— Start —

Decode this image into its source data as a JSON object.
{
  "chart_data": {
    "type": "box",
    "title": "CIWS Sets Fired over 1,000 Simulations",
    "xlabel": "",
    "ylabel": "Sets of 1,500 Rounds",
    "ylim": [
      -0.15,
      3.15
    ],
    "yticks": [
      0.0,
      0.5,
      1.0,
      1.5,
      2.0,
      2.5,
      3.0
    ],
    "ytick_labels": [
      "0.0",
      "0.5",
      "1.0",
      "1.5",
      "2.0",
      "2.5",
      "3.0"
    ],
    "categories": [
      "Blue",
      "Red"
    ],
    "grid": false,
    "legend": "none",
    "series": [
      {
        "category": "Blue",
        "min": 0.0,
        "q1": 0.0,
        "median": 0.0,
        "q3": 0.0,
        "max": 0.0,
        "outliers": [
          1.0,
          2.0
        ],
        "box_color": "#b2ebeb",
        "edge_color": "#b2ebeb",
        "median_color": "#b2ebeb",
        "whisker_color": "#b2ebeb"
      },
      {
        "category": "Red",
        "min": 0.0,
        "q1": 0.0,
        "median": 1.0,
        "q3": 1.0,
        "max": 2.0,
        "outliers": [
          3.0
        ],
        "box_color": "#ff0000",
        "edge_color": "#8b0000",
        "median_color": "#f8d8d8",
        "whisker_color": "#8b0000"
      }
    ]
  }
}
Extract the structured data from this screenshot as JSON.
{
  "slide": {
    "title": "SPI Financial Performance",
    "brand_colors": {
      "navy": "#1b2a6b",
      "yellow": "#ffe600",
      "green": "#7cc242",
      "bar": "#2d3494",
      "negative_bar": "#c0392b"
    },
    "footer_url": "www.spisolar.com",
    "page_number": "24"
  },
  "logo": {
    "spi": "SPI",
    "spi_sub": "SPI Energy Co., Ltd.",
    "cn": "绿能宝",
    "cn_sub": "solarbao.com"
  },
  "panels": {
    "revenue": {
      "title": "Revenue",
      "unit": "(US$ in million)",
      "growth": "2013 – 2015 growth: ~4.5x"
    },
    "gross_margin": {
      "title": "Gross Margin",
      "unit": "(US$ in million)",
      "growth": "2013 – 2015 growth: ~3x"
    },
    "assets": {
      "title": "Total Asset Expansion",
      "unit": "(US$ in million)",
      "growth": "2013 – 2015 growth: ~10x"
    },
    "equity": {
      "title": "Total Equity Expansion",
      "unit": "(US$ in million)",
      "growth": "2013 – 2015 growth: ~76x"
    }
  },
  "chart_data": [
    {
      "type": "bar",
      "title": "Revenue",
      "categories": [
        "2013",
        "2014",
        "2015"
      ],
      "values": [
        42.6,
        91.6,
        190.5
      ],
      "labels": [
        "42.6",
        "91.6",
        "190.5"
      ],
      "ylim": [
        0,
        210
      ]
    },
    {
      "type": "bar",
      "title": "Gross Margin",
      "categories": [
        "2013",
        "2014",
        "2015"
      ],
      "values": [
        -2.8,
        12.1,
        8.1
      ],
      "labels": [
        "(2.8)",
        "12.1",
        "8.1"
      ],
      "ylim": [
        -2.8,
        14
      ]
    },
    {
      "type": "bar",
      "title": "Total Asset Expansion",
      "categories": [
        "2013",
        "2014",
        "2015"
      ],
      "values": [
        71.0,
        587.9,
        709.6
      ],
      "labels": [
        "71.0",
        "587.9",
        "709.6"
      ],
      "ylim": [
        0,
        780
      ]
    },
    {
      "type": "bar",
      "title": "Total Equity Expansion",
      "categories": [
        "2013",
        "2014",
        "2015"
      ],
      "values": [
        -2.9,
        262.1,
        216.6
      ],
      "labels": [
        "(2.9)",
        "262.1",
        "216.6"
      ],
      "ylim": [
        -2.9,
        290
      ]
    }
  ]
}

— End —

SHORT TASK — Return the entries above exactly, each one complete.

RESULT —
Decode this image into its source data as a JSON object.
{
  "chart_data": {
    "type": "box",
    "title": "CIWS Sets Fired over 1,000 Simulations",
    "xlabel": "",
    "ylabel": "Sets of 1,500 Rounds",
    "ylim": [
      -0.15,
      3.15
    ],
    "yticks": [
      0.0,
      0.5,
      1.0,
      1.5,
      2.0,
      2.5,
      3.0
    ],
    "ytick_labels": [
      "0.0",
      "0.5",
      "1.0",
      "1.5",
      "2.0",
      "2.5",
      "3.0"
    ],
    "categories": [
      "Blue",
      "Red"
    ],
    "grid": false,
    "legend": "none",
    "series": [
      {
        "category": "Blue",
        "min": 0.0,
        "q1": 0.0,
        "median": 0.0,
        "q3": 0.0,
        "max": 0.0,
        "outliers": [
          1.0,
          2.0
        ],
        "box_color": "#b2ebeb",
        "edge_color": "#b2ebeb",
        "median_color": "#b2ebeb",
        "whisker_color": "#b2ebeb"
      },
      {
        "category": "Red",
        "min": 0.0,
        "q1": 0.0,
        "median": 1.0,
        "q3": 1.0,
        "max": 2.0,
        "outliers": [
          3.0
        ],
        "box_color": "#ff0000",
        "edge_color": "#8b0000",
        "median_color": "#f8d8d8",
        "whisker_color": "#8b0000"
      }
    ]
  }
}
Extract the structured data from this screenshot as JSON.
{
  "slide": {
    "title": "SPI Financial Performance",
    "brand_colors": {
      "navy": "#1b2a6b",
      "yellow": "#ffe600",
      "green": "#7cc242",
      "bar": "#2d3494",
      "negative_bar": "#c0392b"
    },
    "footer_url": "www.spisolar.com",
    "page_number": "24"
  },
  "logo": {
    "spi": "SPI",
    "spi_sub": "SPI Energy Co., Ltd.",
    "cn": "绿能宝",
    "cn_sub": "solarbao.com"
  },
  "panels": {
    "revenue": {
      "title": "Revenue",
      "unit": "(US$ in million)",
      "growth": "2013 – 2015 growth: ~4.5x"
    },
    "gross_margin": {
      "title": "Gross Margin",
      "unit": "(US$ in million)",
      "growth": "2013 – 2015 growth: ~3x"
    },
    "assets": {
      "title": "Total Asset Expansion",
      "unit": "(US$ in million)",
      "growth": "2013 – 2015 growth: ~10x"
    },
    "equity": {
      "title": "Total Equity Expansion",
      "unit": "(US$ in million)",
      "growth": "2013 – 2015 growth: ~76x"
    }
  },
  "chart_data": [
    {
      "type": "bar",
      "title": "Revenue",
      "categories": [
        "2013",
        "2014",
        "2015"
      ],
      "values": [
        42.6,
        91.6,
        190.5
      ],
      "labels": [
        "42.6",
        "91.6",
        "190.5"
      ],
      "ylim": [
        0,
        210
      ]
    },
    {
      "type": "bar",
      "title": "Gross Margin",
      "categories": [
        "2013",
        "2014",
        "2015"
      ],
      "values": [
        -2.8,
        12.1,
        8.1
      ],
      "labels": [
        "(2.8)",
        "12.1",
        "8.1"
      ],
      "ylim": [
        -2.8,
        14
      ]
    },
    {
      "type": "bar",
      "title": "Total Asset Expansion",
      "categories": [
        "2013",
        "2014",
        "2015"
      ],
      "values": [
        71.0,
        587.9,
        709.6
      ],
      "labels": [
        "71.0",
        "587.9",
        "709.6"
      ],
      "ylim": [
        0,
        780
      ]
    },
    {
      "type": "bar",
      "title": "Total Equity Expansion",
      "categories": [
        "2013",
        "2014",
        "2015"
      ],
      "values": [
        -2.9,
        262.1,
        216.6
      ],
      "labels": [
        "(2.9)",
        "262.1",
        "216.6"
      ],
      "ylim": [
        -2.9,
        290
      ]
    }
  ]
}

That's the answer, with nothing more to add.